◆ REQUIREMENTS: Only a number is wanted: how many lines in these records contain the word "сосуде"?

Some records
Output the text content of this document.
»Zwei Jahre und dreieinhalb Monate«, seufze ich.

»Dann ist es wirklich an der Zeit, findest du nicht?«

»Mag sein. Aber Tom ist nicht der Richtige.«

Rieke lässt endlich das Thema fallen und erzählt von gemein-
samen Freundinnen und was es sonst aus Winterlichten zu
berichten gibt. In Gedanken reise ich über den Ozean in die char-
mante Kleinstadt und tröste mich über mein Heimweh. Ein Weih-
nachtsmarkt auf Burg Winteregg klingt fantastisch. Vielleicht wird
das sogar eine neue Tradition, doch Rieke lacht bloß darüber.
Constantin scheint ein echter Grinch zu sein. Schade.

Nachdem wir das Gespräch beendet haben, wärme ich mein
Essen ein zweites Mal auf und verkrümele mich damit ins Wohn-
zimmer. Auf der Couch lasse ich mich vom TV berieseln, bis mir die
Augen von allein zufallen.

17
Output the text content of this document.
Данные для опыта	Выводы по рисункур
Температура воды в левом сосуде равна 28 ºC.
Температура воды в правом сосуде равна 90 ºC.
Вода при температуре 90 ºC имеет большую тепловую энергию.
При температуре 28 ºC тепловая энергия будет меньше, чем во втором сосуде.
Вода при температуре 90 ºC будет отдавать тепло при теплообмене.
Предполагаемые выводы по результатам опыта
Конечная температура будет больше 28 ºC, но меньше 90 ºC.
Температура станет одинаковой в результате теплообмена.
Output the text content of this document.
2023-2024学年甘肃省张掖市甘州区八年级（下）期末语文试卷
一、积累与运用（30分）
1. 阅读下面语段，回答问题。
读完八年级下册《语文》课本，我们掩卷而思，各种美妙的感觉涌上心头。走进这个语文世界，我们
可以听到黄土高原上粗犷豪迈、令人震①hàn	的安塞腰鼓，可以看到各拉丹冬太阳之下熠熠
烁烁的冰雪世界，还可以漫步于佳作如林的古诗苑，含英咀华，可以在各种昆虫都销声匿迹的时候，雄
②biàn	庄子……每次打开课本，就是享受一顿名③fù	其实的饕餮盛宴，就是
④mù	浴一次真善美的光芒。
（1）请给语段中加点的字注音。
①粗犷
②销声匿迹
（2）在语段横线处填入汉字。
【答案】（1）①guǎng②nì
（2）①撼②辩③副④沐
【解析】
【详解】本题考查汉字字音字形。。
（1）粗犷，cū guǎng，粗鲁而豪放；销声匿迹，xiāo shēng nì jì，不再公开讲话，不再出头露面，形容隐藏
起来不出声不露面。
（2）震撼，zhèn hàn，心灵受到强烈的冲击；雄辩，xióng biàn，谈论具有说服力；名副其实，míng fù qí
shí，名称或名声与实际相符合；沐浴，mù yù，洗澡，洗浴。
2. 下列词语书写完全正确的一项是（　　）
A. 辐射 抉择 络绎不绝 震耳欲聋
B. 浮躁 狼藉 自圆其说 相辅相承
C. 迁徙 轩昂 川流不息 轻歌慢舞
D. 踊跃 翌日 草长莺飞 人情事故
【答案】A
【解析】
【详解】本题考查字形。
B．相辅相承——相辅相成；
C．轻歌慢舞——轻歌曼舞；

◆ ANSWER TO THIS TASK: 3